Aim = Extract every record, exactly as written, and ignore the pictures.

Input =
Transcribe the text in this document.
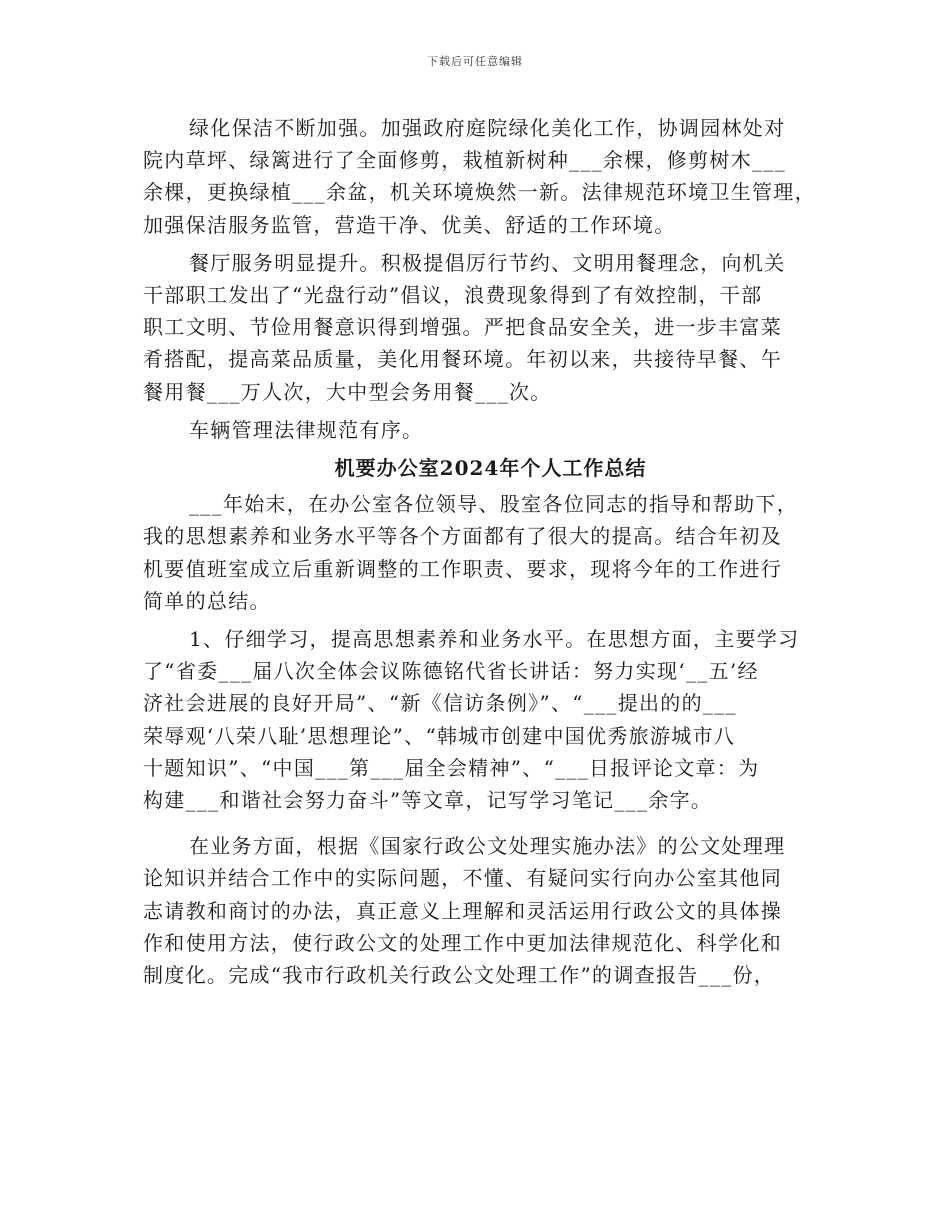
下载后可任意编辑

绿化保洁不断加强。加强政府庭院绿化美化工作，协调园林处对
院内草坪、绿篱进行了全面修剪，栽植新树种___余棵，修剪树木___
余棵，更换绿植___余盆，机关环境焕然一新。法律规范环境卫生管理，
加强保洁服务监管，营造干净、优美、舒适的工作环境。

餐厅服务明显提升。积极提倡厉行节约、文明用餐理念，向机关
干部职工发出了“光盘行动”倡议，浪费现象得到了有效控制，干部
职工文明、节俭用餐意识得到增强。严把食品安全关，进一步丰富菜
肴搭配，提高菜品质量，美化用餐环境。年初以来，共接待早餐、午
餐用餐___万人次，大中型会务用餐___次。

车辆管理法律规范有序。

机要办公室2024年个人工作总结

___年始末，在办公室各位领导、股室各位同志的指导和帮助下，
我的思想素养和业务水平等各个方面都有了很大的提高。结合年初及
机要值班室成立后重新调整的工作职责、要求，现将今年的工作进行
简单的总结。

1、仔细学习，提高思想素养和业务水平。在思想方面，主要学习
了“省委___届八次全体会议陈德铭代省长讲话：努力实现‘__五’经
济社会进展的良好开局”、“新《信访条例》”、“___提出的的___
荣辱观‘八荣八耻’思想理论”、“韩城市创建中国优秀旅游城市八
十题知识”、“中国___第___届全会精神”、“___日报评论文章：为
构建___和谐社会努力奋斗”等文章，记写学习笔记___余字。

在业务方面，根据《国家行政公文处理实施办法》的公文处理理
论知识并结合工作中的实际问题，不懂、有疑问实行向办公室其他同
志请教和商讨的办法，真正意义上理解和灵活运用行政公文的具体操
作和使用方法，使行政公文的处理工作中更加法律规范化、科学化和
制度化。完成“我市行政机关行政公文处理工作”的调查报告___份，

Exercise output =
Transcribe the text in this document.
下载后可任意编辑

绿化保洁不断加强。加强政府庭院绿化美化工作，协调园林处对
院内草坪、绿篱进行了全面修剪，栽植新树种___余棵，修剪树木___
余棵，更换绿植___余盆，机关环境焕然一新。法律规范环境卫生管理，
加强保洁服务监管，营造干净、优美、舒适的工作环境。

餐厅服务明显提升。积极提倡厉行节约、文明用餐理念，向机关
干部职工发出了“光盘行动”倡议，浪费现象得到了有效控制，干部
职工文明、节俭用餐意识得到增强。严把食品安全关，进一步丰富菜
肴搭配，提高菜品质量，美化用餐环境。年初以来，共接待早餐、午
餐用餐___万人次，大中型会务用餐___次。

车辆管理法律规范有序。

机要办公室2024年个人工作总结

___年始末，在办公室各位领导、股室各位同志的指导和帮助下，
我的思想素养和业务水平等各个方面都有了很大的提高。结合年初及
机要值班室成立后重新调整的工作职责、要求，现将今年的工作进行
简单的总结。

1、仔细学习，提高思想素养和业务水平。在思想方面，主要学习
了“省委___届八次全体会议陈德铭代省长讲话：努力实现‘__五’经
济社会进展的良好开局”、“新《信访条例》”、“___提出的的___
荣辱观‘八荣八耻’思想理论”、“韩城市创建中国优秀旅游城市八
十题知识”、“中国___第___届全会精神”、“___日报评论文章：为
构建___和谐社会努力奋斗”等文章，记写学习笔记___余字。

在业务方面，根据《国家行政公文处理实施办法》的公文处理理
论知识并结合工作中的实际问题，不懂、有疑问实行向办公室其他同
志请教和商讨的办法，真正意义上理解和灵活运用行政公文的具体操
作和使用方法，使行政公文的处理工作中更加法律规范化、科学化和
制度化。完成“我市行政机关行政公文处理工作”的调查报告___份，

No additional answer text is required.